_REQUIREMENTS_
Report each line of the data that includes the word "resources".

(Records excerpted from a collection)
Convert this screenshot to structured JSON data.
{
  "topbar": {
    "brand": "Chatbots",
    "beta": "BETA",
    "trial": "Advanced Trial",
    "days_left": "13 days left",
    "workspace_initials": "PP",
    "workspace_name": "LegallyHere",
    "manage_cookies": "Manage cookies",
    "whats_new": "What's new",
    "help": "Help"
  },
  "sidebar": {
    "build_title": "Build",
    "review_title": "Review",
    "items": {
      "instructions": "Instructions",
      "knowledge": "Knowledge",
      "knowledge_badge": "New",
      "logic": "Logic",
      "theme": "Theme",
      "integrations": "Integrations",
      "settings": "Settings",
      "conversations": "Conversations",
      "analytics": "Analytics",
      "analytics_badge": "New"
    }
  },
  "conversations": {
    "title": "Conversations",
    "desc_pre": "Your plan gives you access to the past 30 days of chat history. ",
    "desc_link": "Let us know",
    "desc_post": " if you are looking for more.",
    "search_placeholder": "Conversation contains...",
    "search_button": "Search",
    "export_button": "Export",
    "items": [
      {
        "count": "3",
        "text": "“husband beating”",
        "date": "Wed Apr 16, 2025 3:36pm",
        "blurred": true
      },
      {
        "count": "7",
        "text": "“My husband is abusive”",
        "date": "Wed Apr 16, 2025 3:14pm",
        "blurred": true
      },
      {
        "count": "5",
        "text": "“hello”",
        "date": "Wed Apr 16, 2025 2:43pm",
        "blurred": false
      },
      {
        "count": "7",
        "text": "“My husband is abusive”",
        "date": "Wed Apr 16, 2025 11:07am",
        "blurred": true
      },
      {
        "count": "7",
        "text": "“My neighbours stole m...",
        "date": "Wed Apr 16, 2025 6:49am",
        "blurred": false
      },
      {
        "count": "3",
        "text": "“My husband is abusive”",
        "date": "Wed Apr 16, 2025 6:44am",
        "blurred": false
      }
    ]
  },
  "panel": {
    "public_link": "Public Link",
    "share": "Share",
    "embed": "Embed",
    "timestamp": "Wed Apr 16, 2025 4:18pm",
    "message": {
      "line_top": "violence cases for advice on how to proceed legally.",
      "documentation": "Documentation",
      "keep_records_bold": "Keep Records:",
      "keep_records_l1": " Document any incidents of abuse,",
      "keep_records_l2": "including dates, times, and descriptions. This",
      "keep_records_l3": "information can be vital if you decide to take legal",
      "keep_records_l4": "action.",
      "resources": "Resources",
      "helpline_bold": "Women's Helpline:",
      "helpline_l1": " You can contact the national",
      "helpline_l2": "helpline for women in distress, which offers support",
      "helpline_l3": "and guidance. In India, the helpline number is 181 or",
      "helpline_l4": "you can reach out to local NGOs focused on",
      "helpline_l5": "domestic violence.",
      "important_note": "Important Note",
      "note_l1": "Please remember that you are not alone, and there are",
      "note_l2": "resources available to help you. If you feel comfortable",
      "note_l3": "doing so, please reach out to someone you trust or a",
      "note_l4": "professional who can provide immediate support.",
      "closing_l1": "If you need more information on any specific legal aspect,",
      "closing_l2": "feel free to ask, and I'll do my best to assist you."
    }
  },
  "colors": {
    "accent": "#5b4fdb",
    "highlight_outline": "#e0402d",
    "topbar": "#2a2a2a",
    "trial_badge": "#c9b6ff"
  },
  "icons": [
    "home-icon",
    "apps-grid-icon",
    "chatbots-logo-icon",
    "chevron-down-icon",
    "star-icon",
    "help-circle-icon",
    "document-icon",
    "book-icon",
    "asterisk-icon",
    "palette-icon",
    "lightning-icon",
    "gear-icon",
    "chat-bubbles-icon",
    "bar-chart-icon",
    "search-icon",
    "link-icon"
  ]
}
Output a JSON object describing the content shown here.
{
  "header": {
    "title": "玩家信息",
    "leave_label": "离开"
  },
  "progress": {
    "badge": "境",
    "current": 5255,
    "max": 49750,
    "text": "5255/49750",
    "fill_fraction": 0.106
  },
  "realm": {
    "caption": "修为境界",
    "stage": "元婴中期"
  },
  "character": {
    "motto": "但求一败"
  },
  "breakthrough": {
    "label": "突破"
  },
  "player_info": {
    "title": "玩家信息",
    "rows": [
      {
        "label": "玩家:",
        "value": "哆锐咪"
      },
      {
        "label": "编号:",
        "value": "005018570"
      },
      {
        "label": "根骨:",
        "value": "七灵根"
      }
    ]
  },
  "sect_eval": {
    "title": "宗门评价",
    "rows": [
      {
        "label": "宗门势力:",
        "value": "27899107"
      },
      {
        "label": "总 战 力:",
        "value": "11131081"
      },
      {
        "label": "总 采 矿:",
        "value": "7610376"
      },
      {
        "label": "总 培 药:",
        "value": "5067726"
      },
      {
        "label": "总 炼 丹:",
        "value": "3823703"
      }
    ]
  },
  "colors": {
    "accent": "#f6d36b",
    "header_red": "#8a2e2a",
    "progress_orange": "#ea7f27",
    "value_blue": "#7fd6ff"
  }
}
* * *
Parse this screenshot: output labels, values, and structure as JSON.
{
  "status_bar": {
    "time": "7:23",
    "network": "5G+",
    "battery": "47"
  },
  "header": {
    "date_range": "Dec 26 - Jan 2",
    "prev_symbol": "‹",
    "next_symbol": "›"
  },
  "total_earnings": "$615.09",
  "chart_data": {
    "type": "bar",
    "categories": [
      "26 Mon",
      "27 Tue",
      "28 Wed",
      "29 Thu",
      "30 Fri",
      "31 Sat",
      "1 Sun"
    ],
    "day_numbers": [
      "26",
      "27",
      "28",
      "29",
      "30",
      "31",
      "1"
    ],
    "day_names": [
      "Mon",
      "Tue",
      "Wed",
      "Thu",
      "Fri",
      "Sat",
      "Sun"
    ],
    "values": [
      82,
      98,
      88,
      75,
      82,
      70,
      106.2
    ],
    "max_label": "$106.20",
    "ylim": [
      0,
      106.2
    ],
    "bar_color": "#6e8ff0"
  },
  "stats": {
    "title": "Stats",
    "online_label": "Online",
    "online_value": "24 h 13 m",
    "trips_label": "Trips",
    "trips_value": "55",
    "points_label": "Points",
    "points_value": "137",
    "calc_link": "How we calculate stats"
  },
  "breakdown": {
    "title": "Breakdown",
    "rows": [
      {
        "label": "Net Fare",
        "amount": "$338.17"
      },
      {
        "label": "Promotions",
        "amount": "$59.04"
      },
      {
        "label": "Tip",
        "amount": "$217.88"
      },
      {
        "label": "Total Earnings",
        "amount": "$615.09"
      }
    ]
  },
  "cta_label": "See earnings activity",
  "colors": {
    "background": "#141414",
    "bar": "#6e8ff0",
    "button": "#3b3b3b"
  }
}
...
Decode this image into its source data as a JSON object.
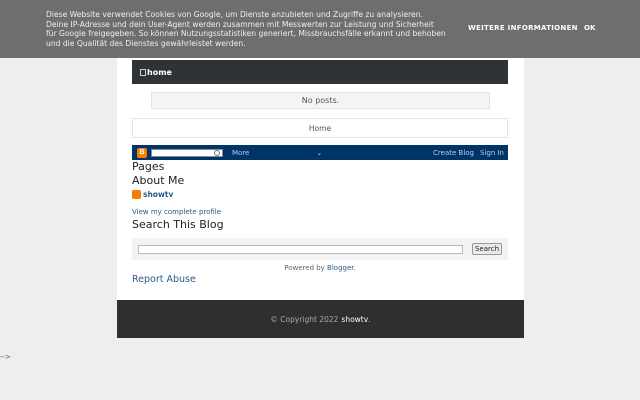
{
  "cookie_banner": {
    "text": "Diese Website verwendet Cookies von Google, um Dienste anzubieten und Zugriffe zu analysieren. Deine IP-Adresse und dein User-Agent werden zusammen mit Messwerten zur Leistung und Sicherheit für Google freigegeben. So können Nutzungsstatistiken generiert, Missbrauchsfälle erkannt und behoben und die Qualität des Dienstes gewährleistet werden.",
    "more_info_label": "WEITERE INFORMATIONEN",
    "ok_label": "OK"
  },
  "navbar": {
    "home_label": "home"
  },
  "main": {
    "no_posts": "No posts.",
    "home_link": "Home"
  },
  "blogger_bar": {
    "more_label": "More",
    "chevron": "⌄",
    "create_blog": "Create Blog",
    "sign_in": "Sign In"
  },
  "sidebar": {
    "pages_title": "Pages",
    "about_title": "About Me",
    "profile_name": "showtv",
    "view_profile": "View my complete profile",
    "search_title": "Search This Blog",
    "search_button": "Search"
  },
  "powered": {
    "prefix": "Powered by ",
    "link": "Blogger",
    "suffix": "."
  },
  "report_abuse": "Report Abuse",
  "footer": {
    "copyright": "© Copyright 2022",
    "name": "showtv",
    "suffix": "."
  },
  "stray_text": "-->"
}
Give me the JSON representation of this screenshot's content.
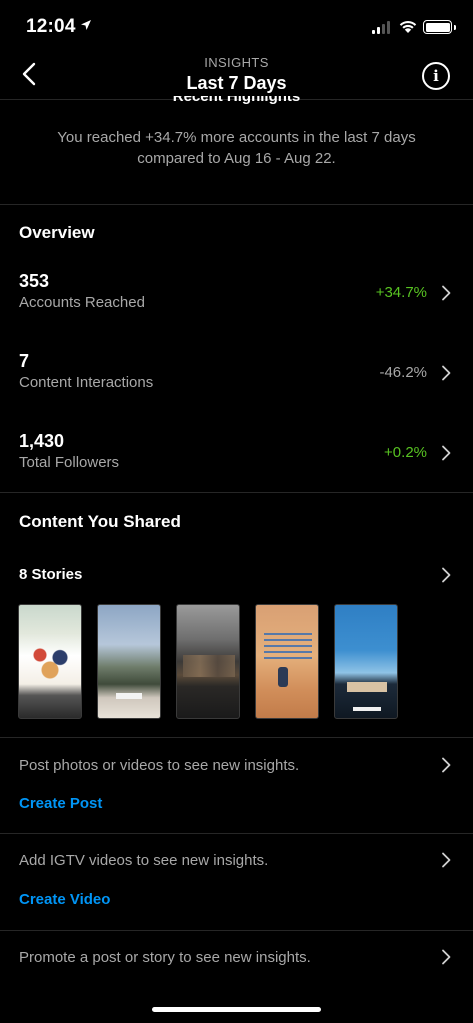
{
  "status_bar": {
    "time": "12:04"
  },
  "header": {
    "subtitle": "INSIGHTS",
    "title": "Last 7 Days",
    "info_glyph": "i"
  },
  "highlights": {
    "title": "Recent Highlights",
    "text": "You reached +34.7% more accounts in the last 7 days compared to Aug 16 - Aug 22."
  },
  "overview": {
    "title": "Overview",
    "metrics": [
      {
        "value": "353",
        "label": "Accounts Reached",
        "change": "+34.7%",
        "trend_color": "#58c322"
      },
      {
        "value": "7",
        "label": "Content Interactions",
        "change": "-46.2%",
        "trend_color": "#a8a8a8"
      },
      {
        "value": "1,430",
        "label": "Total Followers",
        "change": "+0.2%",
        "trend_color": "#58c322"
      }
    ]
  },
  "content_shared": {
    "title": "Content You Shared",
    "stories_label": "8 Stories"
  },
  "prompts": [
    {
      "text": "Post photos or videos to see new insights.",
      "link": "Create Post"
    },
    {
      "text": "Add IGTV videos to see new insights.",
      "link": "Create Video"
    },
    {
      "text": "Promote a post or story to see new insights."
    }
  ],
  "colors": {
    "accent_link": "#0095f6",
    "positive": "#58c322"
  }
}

_ANSWER TO THE PROBLEM_
      "resources": "Resources",
      "note_l2": "resources available to help you. If you feel comfortable",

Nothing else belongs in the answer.